» **Problem**: Scan the lines and state how many carry "GRAYSLAKE". Leave out everything but the number.

— begin Supplied entries —

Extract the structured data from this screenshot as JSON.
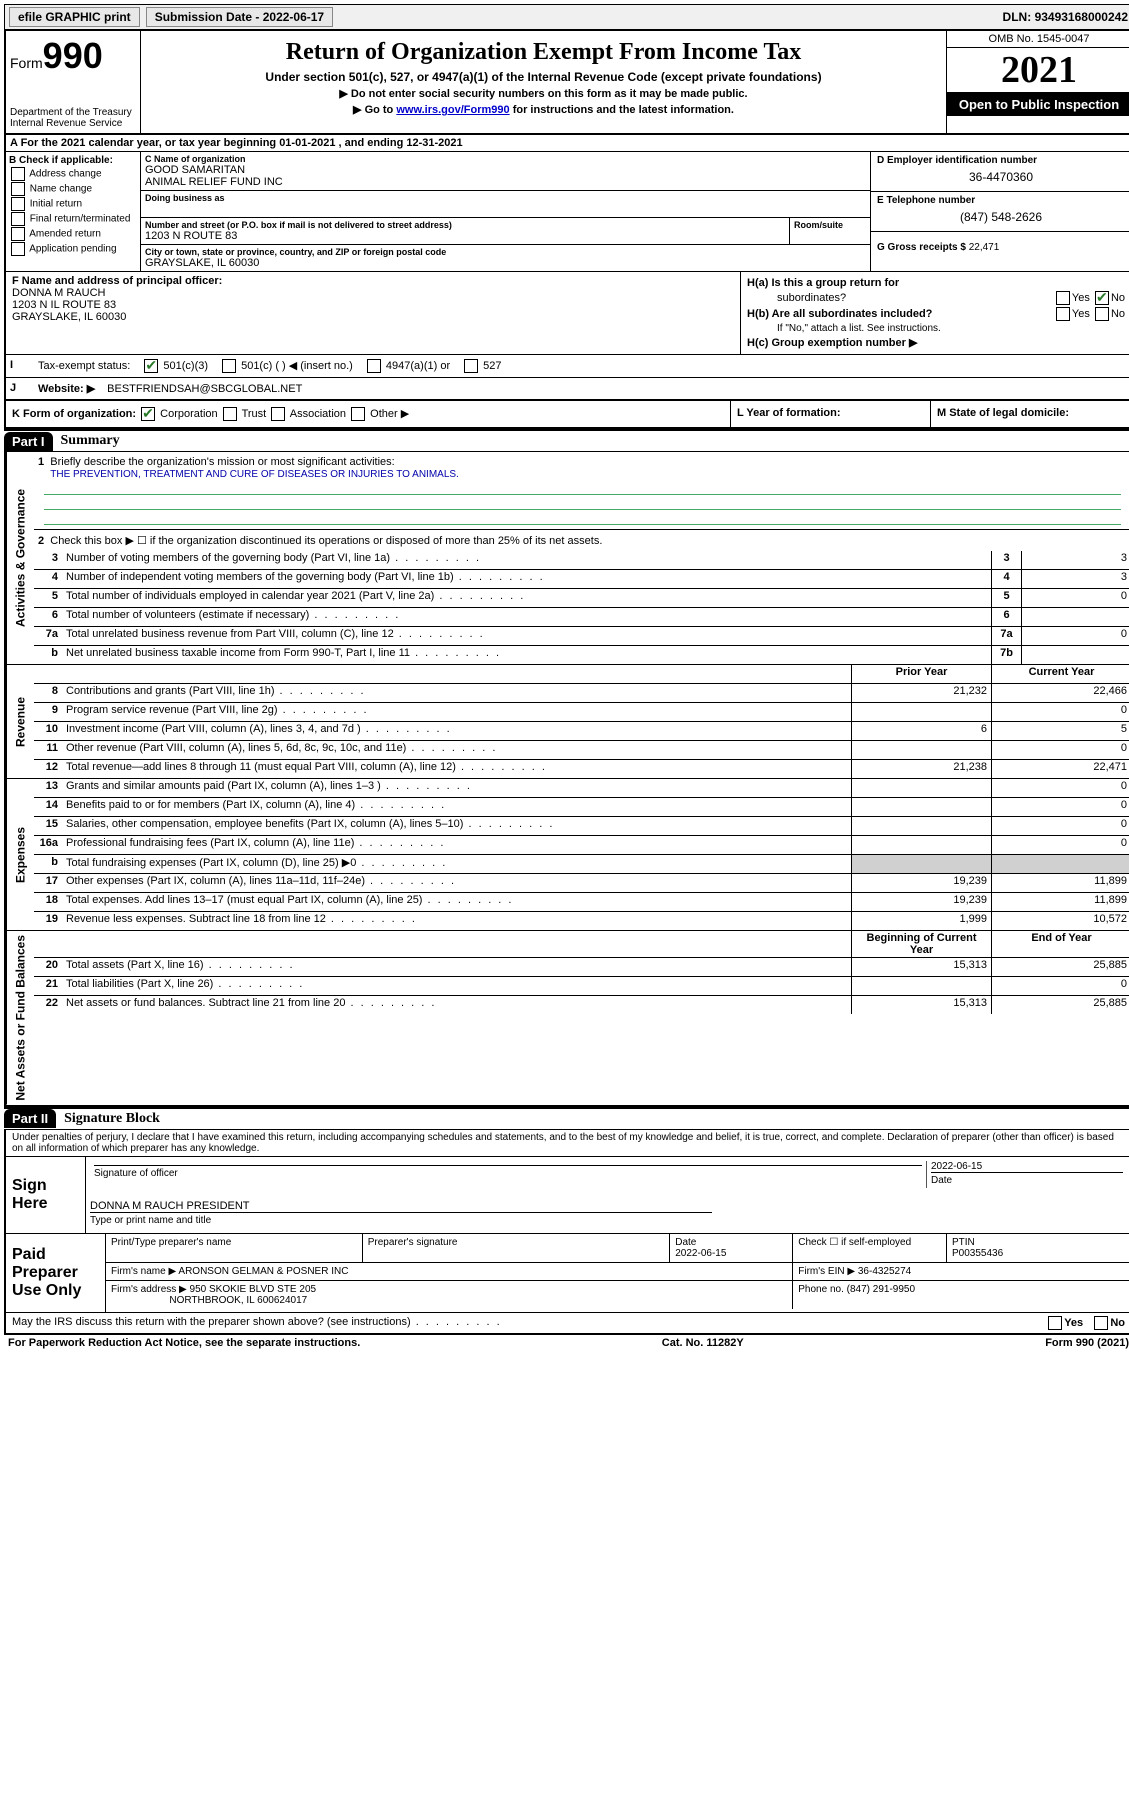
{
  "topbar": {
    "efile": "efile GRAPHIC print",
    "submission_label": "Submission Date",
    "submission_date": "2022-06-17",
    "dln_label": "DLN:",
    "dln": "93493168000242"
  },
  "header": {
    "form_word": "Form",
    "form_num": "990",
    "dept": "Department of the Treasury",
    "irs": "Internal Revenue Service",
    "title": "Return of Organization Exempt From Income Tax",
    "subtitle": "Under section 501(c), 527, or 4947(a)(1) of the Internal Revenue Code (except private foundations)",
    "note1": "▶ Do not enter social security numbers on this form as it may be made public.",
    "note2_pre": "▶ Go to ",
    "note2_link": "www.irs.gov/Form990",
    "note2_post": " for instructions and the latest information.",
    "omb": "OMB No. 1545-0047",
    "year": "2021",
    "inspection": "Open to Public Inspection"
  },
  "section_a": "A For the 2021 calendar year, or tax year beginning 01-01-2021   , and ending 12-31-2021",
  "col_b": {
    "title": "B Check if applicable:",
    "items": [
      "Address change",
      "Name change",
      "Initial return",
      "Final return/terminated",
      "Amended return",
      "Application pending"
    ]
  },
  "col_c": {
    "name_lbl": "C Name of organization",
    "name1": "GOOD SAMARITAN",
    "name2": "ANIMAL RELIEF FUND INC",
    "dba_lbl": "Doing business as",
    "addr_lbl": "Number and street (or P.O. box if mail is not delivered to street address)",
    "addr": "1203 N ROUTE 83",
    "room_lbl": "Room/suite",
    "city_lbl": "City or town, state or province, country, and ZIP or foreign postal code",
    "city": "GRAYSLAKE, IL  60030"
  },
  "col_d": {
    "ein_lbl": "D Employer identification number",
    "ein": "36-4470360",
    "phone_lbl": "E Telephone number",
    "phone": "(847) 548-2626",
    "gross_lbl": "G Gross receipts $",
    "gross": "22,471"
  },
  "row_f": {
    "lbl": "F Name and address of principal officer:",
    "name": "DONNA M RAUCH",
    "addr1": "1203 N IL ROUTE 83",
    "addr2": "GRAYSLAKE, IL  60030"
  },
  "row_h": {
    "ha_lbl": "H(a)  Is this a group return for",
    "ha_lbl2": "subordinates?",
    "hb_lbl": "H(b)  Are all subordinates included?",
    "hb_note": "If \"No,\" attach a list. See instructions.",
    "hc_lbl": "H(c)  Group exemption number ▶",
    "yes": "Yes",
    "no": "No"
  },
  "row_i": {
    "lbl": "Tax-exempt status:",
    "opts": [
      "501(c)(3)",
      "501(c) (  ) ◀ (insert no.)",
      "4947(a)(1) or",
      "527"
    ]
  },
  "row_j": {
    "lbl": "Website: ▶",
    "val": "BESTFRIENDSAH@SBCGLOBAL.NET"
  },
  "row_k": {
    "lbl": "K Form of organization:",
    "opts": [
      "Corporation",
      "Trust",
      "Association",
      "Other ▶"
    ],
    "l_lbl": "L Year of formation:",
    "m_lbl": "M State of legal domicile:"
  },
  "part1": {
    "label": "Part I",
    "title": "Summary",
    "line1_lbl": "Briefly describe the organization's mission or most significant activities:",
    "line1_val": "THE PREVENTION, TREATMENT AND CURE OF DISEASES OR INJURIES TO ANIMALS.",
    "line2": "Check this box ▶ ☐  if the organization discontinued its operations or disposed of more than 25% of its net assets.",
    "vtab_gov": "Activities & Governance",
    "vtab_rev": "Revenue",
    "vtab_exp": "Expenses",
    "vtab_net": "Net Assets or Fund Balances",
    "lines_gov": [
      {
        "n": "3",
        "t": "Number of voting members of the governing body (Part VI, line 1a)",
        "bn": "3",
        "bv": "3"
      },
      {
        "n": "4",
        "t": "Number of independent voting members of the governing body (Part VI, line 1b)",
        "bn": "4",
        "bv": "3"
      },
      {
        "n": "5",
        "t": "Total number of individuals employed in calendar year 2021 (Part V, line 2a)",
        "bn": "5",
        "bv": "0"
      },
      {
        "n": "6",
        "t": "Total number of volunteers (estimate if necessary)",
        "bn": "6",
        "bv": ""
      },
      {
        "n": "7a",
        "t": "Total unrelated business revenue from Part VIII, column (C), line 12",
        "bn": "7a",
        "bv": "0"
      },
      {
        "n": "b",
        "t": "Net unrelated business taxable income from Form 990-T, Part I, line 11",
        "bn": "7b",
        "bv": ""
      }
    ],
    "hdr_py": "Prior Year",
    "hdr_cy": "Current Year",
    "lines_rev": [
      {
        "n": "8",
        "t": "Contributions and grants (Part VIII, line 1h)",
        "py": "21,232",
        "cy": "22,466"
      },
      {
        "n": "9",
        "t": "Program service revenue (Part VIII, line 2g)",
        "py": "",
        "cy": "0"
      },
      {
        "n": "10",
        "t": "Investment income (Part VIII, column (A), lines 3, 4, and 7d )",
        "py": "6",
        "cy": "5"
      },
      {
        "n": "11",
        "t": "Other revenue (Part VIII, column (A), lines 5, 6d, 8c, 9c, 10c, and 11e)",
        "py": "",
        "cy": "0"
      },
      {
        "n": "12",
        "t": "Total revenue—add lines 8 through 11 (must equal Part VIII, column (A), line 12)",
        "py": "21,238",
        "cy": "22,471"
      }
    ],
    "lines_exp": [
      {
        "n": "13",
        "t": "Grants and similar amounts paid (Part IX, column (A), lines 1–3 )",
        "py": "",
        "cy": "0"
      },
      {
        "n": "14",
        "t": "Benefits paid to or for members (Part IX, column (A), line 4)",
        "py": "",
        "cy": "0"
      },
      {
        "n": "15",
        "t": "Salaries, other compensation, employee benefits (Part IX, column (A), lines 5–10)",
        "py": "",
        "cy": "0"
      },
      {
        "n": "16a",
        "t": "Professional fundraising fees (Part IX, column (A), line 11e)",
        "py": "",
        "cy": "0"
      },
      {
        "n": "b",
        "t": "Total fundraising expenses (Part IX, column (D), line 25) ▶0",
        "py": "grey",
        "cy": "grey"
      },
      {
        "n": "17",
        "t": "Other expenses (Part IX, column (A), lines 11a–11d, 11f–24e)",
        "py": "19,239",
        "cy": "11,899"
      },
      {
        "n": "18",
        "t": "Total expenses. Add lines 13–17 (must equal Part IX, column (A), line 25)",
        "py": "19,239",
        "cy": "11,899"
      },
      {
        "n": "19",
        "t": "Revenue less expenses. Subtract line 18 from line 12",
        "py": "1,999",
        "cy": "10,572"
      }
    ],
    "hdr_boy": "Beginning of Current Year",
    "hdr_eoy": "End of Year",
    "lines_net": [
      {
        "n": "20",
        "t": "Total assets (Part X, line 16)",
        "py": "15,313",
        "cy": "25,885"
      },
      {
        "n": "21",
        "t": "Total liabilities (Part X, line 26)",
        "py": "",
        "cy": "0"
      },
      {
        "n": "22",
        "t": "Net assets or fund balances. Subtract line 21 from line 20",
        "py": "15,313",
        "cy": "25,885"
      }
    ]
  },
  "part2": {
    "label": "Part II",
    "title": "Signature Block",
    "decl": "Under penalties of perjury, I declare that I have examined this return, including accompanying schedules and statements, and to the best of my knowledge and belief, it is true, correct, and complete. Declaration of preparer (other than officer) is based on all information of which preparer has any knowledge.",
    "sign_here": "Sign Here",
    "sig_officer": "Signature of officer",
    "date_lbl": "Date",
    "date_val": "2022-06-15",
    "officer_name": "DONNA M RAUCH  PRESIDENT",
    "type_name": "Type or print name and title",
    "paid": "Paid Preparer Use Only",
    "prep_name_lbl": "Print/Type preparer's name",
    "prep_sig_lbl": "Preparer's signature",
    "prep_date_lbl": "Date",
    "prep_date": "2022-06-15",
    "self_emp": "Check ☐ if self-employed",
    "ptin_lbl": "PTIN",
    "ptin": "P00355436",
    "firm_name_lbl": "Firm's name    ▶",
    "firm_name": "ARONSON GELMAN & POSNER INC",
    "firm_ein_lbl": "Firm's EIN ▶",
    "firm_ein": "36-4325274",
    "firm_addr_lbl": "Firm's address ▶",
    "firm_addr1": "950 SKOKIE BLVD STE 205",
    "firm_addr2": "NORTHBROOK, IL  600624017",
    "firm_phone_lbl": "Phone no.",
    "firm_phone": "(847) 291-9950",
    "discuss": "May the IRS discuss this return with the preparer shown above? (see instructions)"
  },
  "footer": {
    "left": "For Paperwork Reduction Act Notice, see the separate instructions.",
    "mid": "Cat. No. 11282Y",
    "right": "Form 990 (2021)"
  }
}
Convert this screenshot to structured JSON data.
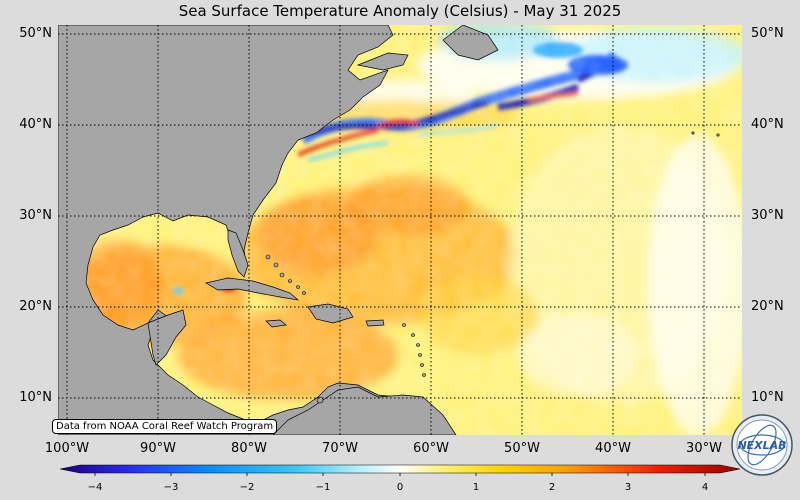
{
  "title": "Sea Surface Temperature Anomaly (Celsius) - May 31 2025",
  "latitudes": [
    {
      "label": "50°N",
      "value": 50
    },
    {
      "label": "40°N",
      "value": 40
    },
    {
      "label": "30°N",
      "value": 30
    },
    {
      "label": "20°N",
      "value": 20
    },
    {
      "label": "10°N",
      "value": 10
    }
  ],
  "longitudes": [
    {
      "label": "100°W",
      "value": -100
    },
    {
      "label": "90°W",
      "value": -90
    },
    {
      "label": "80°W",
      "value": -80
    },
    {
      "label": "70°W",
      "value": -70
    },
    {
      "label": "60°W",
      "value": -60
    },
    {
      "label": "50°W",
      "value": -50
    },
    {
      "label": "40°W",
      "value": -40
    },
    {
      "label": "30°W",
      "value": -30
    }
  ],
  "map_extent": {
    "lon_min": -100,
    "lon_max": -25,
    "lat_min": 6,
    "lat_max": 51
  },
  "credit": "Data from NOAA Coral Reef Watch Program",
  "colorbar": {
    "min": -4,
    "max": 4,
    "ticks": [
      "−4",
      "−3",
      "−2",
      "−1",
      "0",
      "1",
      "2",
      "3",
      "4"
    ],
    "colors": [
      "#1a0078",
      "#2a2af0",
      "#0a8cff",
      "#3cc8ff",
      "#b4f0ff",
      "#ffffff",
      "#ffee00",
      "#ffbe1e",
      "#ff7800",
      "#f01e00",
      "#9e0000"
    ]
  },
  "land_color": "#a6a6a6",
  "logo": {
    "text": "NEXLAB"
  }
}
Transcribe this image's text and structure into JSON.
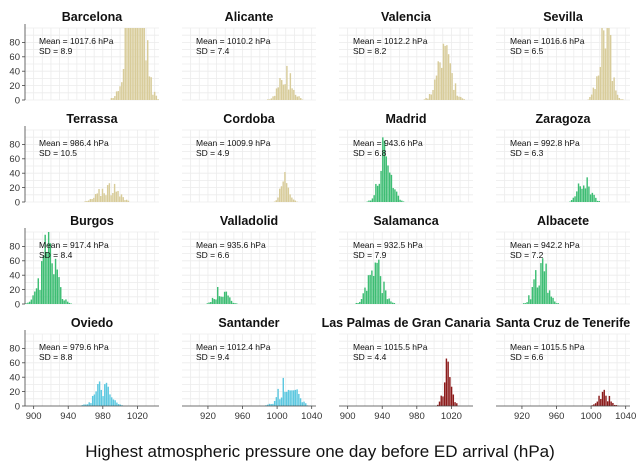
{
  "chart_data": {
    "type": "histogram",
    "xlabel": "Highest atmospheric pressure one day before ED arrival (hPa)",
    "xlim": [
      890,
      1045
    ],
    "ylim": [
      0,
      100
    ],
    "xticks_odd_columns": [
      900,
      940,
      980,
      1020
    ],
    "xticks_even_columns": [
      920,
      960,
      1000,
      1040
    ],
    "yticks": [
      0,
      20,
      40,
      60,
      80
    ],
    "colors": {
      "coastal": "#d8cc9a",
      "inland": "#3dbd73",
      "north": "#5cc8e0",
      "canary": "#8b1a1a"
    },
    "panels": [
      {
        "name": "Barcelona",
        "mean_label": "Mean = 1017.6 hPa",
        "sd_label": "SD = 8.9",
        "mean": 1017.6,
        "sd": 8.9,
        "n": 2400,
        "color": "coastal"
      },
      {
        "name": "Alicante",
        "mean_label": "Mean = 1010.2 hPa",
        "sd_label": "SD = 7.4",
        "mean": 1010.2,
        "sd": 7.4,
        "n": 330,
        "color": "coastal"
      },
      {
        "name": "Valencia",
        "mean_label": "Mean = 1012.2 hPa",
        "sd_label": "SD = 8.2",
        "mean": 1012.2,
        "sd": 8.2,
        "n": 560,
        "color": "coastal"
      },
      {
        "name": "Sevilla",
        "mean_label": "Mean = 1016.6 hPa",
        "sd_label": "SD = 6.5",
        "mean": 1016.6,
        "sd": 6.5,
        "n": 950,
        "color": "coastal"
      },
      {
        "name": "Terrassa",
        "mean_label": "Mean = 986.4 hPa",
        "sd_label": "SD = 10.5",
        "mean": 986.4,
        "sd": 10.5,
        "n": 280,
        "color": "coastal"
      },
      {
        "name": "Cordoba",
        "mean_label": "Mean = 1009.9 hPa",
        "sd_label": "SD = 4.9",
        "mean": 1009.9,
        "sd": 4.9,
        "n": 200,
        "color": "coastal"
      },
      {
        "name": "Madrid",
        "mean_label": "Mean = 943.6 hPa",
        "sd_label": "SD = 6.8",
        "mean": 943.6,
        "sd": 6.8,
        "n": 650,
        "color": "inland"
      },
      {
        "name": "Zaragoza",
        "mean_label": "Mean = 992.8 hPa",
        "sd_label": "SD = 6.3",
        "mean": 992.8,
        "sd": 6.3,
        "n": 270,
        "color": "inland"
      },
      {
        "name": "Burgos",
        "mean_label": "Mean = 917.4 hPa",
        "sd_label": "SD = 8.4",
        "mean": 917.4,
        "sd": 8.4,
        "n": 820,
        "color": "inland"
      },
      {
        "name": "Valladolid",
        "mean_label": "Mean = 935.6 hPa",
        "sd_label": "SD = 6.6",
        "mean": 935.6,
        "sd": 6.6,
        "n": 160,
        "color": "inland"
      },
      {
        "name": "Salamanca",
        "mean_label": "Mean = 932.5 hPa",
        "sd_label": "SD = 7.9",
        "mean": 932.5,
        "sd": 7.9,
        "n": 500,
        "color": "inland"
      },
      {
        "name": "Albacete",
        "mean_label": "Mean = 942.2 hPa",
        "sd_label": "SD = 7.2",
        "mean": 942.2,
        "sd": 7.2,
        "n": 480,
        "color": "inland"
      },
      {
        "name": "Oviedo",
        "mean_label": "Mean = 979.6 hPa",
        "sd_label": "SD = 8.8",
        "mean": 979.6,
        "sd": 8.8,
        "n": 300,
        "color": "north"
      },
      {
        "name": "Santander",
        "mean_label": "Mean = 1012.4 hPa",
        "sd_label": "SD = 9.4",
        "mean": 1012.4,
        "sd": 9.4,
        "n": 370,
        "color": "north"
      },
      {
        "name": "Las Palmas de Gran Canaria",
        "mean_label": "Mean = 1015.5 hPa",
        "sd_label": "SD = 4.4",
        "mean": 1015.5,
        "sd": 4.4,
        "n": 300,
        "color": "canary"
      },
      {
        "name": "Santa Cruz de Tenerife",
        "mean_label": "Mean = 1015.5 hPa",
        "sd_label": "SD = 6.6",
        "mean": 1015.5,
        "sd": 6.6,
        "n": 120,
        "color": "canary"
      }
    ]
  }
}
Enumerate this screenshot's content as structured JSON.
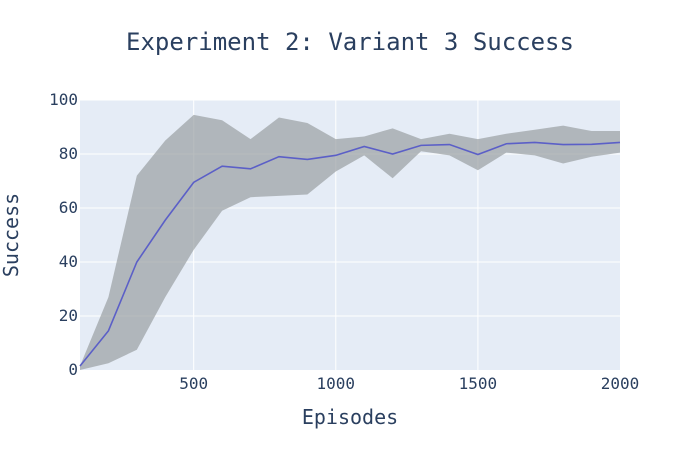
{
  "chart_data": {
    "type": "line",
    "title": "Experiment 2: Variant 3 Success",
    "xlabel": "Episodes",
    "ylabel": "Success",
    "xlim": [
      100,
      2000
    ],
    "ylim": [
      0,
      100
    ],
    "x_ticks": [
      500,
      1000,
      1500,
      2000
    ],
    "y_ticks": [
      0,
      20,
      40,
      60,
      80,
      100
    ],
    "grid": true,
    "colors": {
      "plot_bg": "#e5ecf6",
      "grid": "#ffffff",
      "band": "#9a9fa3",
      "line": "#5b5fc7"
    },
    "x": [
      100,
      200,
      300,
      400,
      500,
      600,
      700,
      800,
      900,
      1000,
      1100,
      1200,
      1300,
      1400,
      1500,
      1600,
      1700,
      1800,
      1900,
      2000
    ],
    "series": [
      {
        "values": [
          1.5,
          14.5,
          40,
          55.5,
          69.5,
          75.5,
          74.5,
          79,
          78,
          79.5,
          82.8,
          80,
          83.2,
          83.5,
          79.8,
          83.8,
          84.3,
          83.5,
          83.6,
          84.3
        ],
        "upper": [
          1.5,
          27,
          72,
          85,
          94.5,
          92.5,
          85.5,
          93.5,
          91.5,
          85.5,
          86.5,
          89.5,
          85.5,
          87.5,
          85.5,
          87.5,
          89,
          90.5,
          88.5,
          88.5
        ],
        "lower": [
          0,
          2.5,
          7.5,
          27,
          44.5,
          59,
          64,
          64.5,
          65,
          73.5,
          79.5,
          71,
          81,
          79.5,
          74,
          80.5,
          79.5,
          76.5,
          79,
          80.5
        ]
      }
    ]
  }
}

— end Supplied entries —

» **Response to the exercise**: 2